GOAL:
Using the listing below, please gather every line containing the word "Russian".

(Data listing)
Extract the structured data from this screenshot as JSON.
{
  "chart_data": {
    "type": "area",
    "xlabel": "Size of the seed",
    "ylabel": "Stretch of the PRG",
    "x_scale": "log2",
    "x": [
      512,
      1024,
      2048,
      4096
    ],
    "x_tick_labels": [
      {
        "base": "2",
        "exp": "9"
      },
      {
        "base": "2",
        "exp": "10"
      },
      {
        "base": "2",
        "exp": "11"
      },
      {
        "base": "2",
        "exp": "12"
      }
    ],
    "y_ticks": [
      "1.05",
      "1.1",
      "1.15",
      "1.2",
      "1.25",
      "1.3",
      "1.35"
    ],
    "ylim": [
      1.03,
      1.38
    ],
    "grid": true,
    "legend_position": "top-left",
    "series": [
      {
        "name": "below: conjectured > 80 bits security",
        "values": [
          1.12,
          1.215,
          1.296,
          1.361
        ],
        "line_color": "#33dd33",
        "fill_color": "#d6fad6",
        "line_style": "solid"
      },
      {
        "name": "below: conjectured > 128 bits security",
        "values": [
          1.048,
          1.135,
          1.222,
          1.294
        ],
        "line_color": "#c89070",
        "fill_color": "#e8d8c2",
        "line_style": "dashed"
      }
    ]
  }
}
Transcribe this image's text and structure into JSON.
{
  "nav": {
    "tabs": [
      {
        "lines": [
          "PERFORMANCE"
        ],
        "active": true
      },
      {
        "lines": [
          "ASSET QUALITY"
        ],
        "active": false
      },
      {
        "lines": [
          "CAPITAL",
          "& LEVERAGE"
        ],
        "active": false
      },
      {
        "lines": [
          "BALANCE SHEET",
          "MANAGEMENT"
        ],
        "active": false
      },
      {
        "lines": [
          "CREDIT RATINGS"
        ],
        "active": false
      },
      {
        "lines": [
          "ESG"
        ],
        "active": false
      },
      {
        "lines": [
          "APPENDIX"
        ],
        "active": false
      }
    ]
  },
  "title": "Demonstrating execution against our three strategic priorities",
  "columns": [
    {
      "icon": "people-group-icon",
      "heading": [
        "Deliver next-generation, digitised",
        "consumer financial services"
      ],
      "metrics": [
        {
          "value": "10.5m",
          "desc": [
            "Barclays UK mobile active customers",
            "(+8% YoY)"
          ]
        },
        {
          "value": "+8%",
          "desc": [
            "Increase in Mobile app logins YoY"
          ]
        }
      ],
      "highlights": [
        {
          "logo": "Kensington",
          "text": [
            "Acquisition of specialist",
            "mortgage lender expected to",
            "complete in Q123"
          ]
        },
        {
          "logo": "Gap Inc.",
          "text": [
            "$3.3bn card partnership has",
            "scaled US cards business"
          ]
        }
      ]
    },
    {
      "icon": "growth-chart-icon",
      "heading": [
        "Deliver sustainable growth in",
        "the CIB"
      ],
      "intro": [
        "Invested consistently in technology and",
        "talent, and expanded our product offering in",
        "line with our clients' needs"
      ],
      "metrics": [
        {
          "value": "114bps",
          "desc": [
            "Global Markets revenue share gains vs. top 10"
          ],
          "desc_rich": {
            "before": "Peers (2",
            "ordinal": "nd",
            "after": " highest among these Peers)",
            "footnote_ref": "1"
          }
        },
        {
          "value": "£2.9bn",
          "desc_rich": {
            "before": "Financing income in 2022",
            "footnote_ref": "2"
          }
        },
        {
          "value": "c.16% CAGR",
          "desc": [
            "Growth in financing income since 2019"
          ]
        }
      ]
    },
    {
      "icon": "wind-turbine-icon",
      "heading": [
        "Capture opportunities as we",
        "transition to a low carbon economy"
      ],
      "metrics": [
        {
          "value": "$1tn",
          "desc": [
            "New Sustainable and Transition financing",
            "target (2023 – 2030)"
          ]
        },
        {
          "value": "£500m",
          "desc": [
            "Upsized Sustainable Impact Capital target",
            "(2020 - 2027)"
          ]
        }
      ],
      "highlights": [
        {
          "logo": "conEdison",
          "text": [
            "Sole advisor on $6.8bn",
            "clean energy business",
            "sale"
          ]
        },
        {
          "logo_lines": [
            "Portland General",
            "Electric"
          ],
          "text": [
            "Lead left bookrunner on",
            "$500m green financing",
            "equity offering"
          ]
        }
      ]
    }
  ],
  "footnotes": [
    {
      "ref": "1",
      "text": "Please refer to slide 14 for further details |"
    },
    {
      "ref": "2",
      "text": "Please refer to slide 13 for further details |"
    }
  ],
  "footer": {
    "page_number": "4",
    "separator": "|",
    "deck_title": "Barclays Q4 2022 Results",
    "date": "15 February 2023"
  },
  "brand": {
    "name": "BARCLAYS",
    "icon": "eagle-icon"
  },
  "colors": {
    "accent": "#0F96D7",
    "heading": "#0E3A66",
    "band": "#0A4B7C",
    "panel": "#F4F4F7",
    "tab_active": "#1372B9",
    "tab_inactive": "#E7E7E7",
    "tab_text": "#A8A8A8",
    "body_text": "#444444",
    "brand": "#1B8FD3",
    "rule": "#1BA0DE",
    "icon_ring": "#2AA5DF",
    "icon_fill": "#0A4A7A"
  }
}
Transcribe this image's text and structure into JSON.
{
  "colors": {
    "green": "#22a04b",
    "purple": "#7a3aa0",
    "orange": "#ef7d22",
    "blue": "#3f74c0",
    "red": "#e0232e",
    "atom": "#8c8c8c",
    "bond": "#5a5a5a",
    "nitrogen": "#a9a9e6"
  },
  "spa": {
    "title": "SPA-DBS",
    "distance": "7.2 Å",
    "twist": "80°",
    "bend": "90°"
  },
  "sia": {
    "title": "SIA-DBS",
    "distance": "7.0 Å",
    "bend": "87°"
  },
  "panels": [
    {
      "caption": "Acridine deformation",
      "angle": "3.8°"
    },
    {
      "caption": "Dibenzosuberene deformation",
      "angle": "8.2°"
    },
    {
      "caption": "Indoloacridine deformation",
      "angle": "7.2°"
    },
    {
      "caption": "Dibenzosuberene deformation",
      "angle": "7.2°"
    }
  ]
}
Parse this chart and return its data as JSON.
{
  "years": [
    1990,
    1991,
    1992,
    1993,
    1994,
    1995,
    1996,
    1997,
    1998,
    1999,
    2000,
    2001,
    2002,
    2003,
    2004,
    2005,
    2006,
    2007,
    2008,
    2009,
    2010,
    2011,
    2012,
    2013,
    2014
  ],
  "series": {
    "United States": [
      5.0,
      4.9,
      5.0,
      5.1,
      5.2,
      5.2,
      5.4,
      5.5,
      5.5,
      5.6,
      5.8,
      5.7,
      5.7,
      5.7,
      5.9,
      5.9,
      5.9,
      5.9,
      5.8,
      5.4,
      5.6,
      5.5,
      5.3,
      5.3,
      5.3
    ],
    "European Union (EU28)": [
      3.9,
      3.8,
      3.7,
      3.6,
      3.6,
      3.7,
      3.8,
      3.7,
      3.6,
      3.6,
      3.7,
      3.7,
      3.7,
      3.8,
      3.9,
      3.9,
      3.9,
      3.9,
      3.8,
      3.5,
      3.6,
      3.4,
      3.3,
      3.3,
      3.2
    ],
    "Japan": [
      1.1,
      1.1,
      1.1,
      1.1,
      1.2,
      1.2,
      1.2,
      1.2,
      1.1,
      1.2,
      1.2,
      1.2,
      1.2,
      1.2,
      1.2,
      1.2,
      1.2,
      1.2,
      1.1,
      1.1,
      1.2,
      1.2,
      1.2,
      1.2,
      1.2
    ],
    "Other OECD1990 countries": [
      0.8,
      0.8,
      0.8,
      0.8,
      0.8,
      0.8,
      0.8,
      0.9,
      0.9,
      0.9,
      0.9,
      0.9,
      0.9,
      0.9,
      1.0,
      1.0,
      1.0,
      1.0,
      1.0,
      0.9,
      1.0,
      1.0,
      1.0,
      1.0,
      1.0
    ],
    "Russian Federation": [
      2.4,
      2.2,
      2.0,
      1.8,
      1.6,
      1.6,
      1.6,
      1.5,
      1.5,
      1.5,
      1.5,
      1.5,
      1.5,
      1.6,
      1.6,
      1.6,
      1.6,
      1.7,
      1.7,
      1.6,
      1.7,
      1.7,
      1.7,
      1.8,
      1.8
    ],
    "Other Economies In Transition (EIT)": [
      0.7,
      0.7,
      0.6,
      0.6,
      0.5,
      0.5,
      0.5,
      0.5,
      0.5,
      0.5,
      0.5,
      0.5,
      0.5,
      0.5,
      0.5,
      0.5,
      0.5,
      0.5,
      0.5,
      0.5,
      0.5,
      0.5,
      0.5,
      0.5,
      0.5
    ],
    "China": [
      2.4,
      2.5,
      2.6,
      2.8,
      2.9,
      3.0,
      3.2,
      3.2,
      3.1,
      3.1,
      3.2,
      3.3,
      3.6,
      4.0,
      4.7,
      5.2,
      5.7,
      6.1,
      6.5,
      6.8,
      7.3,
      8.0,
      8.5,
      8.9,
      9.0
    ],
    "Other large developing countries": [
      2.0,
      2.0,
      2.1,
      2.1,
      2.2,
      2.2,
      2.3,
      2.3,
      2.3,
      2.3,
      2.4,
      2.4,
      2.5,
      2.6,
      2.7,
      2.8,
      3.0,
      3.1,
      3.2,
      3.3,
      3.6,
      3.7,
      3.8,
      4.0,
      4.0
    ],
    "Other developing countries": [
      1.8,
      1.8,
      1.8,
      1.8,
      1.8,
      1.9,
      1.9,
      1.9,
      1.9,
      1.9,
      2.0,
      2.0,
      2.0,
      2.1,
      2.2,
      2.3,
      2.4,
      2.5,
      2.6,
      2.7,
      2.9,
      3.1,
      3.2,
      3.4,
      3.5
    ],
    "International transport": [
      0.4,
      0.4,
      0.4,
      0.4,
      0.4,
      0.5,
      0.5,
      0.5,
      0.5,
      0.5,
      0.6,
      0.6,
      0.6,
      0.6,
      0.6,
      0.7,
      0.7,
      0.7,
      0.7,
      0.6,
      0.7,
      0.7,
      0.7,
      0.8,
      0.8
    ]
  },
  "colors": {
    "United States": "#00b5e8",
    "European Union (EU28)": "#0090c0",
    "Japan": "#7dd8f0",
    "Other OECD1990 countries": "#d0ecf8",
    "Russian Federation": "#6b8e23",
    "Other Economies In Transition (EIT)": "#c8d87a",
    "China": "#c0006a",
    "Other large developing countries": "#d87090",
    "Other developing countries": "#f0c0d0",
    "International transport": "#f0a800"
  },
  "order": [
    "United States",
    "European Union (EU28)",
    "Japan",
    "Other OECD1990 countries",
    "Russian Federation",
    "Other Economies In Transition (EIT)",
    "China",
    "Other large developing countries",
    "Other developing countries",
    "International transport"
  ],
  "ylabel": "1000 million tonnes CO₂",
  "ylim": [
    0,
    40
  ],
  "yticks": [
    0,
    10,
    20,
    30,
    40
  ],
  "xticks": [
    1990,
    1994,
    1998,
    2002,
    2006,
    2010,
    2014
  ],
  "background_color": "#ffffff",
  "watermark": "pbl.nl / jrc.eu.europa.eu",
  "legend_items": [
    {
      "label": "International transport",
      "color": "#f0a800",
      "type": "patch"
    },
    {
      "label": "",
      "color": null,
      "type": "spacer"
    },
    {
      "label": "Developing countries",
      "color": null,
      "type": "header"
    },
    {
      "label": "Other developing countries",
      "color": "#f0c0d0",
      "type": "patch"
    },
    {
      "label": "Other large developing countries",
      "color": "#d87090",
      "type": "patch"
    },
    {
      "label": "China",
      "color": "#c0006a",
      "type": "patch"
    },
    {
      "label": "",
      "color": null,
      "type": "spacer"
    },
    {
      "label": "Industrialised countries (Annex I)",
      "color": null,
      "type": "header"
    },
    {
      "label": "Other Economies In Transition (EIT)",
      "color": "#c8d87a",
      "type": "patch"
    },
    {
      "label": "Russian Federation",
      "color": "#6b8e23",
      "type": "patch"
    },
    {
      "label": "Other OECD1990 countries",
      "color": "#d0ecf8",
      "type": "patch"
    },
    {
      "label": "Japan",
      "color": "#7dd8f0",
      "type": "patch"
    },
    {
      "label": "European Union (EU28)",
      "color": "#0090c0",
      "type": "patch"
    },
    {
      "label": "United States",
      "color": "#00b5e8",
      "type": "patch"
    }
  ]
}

TASK RESPONSE:
    "Russian Federation": [
    "Russian Federation": "#6b8e23",
    "Russian Federation",
      "label": "Russian Federation",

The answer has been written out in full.